• [Data for this task]:
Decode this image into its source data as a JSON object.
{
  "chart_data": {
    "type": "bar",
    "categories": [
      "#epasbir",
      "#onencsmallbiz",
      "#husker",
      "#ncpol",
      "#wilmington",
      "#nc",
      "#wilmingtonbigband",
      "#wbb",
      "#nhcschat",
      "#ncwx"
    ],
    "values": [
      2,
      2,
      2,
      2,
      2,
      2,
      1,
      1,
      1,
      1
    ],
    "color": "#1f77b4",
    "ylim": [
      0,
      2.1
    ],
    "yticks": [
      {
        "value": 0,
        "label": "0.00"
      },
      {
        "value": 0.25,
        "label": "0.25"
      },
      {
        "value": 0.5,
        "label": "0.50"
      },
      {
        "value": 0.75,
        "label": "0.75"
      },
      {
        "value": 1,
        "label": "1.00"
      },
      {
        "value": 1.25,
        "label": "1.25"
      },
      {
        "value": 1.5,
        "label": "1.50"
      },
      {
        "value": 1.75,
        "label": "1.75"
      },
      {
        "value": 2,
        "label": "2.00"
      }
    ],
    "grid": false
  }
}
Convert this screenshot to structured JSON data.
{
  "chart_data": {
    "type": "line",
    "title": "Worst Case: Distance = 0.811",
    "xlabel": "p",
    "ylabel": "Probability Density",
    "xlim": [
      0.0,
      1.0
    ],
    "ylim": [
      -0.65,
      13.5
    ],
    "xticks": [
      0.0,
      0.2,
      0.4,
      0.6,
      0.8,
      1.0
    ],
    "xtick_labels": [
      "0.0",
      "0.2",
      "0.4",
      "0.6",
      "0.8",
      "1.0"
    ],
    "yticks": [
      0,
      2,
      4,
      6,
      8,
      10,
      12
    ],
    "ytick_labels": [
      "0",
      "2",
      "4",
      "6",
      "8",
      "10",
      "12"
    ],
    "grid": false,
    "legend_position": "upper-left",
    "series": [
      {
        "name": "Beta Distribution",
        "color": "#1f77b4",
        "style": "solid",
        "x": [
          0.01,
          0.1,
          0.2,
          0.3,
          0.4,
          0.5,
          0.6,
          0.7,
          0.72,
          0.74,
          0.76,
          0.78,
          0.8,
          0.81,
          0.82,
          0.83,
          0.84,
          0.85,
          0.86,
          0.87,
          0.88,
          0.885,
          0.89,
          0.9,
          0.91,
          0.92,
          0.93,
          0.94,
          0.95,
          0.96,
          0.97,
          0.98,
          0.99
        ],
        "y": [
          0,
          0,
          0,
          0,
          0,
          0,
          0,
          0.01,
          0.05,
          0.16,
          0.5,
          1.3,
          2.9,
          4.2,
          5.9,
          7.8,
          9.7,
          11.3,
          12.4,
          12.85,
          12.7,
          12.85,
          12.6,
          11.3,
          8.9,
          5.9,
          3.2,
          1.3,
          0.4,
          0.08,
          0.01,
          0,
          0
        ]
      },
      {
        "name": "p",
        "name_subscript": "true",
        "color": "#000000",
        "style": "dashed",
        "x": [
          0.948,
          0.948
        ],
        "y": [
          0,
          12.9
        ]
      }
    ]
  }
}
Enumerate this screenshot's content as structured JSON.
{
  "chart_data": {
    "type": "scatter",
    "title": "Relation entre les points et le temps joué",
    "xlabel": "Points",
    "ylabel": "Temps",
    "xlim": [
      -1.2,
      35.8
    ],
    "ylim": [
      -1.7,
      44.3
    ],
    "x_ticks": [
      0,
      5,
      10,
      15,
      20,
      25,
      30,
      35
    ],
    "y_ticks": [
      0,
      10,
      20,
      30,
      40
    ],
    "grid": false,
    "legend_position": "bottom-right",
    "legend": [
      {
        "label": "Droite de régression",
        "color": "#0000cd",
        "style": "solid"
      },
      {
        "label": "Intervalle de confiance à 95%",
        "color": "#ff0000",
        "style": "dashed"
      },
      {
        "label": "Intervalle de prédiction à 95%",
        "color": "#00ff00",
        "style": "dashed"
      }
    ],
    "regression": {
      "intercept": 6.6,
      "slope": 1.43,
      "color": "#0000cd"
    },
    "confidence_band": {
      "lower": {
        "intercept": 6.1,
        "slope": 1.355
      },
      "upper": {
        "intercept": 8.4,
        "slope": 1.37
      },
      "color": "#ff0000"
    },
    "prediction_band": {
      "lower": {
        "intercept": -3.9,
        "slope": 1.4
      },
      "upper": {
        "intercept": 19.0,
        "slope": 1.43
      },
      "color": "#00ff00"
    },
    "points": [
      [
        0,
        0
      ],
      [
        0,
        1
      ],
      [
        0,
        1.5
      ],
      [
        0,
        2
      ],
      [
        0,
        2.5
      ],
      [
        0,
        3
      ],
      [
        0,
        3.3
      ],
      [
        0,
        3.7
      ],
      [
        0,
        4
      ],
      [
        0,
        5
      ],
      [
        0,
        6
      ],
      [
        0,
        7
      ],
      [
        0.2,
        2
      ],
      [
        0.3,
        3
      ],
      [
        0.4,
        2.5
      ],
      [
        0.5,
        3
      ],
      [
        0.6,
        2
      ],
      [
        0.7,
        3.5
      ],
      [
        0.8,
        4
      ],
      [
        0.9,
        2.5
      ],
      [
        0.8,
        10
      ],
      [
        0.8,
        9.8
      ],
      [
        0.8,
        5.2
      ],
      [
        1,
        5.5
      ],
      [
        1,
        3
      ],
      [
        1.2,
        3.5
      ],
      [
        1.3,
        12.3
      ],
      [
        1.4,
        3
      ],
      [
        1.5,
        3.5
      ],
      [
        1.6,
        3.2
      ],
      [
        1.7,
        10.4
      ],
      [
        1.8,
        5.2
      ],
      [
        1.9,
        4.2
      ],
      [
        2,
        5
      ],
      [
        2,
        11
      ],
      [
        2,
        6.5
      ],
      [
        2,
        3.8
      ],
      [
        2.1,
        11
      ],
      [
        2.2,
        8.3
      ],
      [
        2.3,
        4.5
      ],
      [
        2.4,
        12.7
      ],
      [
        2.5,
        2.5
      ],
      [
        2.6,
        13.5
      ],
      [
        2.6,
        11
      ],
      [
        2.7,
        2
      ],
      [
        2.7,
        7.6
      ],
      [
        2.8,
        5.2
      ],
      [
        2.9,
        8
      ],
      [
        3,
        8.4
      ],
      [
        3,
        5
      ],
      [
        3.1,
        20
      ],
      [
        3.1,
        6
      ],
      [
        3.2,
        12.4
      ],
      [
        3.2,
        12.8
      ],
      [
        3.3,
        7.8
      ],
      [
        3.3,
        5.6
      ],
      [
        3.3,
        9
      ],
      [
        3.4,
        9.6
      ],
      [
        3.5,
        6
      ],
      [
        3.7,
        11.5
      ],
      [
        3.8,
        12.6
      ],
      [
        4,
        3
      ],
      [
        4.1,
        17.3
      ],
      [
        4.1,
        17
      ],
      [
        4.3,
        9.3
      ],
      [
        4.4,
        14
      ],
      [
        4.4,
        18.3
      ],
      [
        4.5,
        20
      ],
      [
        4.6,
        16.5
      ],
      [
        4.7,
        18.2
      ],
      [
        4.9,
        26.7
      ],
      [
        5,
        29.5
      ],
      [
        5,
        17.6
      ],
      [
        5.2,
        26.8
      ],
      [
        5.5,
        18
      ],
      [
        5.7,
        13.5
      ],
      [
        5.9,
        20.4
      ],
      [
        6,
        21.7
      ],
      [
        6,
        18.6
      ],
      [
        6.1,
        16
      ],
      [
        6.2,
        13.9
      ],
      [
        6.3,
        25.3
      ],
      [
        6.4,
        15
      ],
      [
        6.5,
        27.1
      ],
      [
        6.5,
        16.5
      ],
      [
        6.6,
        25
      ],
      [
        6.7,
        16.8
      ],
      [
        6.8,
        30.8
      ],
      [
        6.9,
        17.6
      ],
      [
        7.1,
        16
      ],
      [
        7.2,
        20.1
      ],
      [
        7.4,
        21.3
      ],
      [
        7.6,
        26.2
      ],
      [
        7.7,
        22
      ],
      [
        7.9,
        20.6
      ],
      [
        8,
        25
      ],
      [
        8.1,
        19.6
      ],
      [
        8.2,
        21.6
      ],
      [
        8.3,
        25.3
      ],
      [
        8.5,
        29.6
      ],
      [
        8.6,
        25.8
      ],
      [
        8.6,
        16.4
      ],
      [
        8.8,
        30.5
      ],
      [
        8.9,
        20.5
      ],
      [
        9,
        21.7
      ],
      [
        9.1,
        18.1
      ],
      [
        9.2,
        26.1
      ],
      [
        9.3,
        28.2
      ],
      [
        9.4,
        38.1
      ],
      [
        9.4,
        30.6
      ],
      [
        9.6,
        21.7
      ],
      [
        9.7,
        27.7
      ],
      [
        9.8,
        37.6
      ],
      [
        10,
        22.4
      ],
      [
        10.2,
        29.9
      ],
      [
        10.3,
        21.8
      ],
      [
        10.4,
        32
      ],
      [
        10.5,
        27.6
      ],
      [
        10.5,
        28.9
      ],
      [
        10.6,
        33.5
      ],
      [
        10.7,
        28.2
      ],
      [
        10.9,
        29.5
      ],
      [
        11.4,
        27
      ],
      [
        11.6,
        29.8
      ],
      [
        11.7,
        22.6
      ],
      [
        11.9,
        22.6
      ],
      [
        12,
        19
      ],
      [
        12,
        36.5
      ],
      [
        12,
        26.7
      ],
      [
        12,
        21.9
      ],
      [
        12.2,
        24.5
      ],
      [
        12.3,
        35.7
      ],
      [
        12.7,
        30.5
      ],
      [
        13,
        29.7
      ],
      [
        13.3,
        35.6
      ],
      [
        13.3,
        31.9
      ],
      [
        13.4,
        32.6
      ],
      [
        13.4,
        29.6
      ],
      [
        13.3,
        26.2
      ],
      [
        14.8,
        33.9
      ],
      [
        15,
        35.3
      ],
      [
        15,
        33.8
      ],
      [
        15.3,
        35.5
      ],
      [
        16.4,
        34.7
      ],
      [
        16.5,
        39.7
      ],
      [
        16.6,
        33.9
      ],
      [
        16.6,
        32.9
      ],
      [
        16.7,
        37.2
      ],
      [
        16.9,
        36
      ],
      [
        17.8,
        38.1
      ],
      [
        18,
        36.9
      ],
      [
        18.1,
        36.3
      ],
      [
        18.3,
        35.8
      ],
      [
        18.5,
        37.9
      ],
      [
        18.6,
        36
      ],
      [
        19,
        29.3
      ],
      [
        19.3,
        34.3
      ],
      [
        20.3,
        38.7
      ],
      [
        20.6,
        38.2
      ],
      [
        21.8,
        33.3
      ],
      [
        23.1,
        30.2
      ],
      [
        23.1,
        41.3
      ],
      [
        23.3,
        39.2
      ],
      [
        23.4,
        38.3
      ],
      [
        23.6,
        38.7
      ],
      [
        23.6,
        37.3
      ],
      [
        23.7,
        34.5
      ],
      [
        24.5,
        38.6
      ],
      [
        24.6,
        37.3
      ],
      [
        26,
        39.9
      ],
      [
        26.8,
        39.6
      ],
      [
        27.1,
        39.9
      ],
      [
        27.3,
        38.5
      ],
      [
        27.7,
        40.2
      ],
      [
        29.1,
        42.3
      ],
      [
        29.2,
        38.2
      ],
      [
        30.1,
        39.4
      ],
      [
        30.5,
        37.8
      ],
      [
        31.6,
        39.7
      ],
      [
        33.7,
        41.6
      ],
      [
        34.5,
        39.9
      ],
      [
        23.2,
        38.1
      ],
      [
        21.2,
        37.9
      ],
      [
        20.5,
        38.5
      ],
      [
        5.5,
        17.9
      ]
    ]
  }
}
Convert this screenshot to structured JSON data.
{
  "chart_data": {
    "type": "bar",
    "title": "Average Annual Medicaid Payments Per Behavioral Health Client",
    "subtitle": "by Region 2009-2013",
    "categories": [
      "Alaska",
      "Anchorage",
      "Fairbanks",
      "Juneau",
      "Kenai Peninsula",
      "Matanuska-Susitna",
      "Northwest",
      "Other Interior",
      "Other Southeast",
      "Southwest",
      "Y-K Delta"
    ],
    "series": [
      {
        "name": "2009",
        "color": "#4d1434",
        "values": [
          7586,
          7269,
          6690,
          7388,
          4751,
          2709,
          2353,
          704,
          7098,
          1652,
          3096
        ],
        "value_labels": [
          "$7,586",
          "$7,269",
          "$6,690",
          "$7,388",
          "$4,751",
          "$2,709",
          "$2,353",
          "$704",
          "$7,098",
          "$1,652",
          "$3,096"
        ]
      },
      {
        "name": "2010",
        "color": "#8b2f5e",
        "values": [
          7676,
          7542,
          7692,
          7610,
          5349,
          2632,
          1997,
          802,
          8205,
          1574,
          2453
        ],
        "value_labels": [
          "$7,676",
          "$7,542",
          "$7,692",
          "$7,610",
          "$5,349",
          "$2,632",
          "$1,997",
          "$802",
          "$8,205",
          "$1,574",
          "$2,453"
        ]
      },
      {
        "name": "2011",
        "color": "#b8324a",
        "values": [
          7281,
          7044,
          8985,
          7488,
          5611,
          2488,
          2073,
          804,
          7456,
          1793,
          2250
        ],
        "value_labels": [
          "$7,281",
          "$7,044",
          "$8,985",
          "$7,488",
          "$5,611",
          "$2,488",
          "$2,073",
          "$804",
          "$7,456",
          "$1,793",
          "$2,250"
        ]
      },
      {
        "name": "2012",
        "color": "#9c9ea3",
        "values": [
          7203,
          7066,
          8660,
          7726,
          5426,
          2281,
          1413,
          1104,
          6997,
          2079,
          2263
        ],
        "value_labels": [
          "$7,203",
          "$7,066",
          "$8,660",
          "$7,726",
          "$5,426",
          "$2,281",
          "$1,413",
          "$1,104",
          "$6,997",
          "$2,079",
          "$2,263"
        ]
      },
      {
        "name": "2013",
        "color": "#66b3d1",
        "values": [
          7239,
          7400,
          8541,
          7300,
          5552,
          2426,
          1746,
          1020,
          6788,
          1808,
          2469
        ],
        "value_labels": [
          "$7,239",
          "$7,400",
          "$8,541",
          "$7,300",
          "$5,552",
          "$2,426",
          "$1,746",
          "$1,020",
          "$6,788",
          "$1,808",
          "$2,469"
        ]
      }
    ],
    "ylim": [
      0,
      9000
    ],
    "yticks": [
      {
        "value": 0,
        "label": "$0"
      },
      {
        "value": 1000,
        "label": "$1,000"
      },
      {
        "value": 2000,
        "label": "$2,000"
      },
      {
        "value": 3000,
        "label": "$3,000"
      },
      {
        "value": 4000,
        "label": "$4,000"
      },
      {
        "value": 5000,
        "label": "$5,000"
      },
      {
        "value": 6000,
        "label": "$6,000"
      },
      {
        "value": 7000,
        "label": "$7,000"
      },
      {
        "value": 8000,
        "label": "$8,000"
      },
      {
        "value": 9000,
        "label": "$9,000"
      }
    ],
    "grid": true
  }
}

• [What to do]: In the entries above, find the lines containing the word "JSON" and say how many there are, with no other words.

• [Task output]: 4